§ The problem: What follows is a set of records; restate each one word for word and drop the pictures.

┄┄┄┄┄┄┄┄┄┄┄┄┄┄┄┄┄┄┄┄

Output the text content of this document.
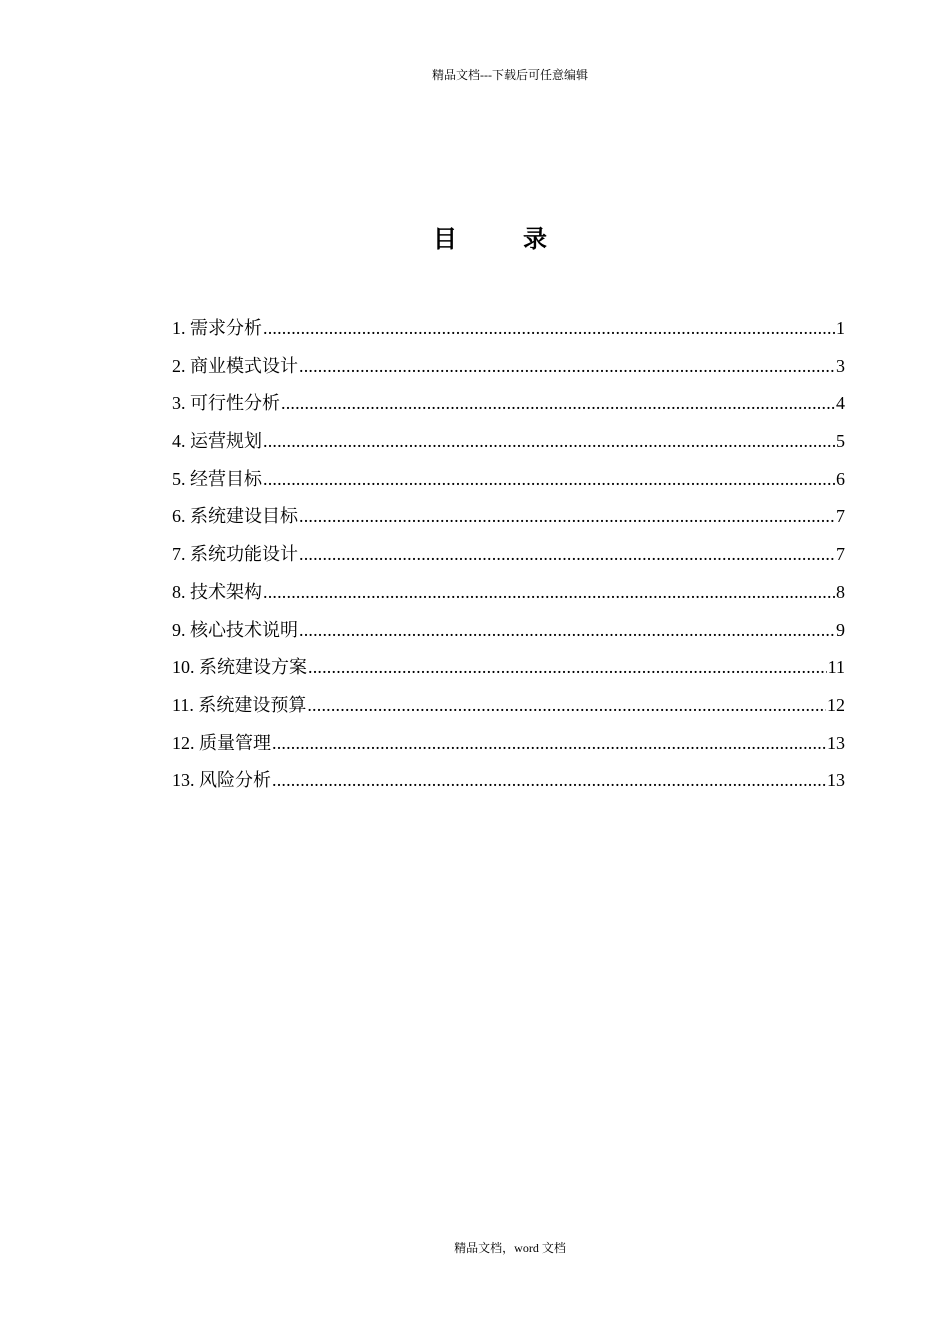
精品文档---下载后可任意编辑
目 录
1. 需求分析 .....	1
2. 商业模式设计 .....	3
3. 可行性分析 .....	4
4. 运营规划 .....	5
5. 经营目标 .....	6
6. 系统建设目标 .....	7
7. 系统功能设计 .....	7
8. 技术架构 .....	8
9. 核心技术说明 .....	9
10. 系统建设方案 .....	11
11. 系统建设预算 .....	12
12. 质量管理 .....	13
13. 风险分析 .....	13
精品文档，word 文档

┄┄┄┄┄┄┄┄┄┄┄┄┄┄┄┄┄┄┄┄

§ Exercise response:
Output the text content of this document.
精品文档---下载后可任意编辑
目 录
1. 需求分析 .....	1
2. 商业模式设计 .....	3
3. 可行性分析 .....	4
4. 运营规划 .....	5
5. 经营目标 .....	6
6. 系统建设目标 .....	7
7. 系统功能设计 .....	7
8. 技术架构 .....	8
9. 核心技术说明 .....	9
10. 系统建设方案 .....	11
11. 系统建设预算 .....	12
12. 质量管理 .....	13
13. 风险分析 .....	13
精品文档，word 文档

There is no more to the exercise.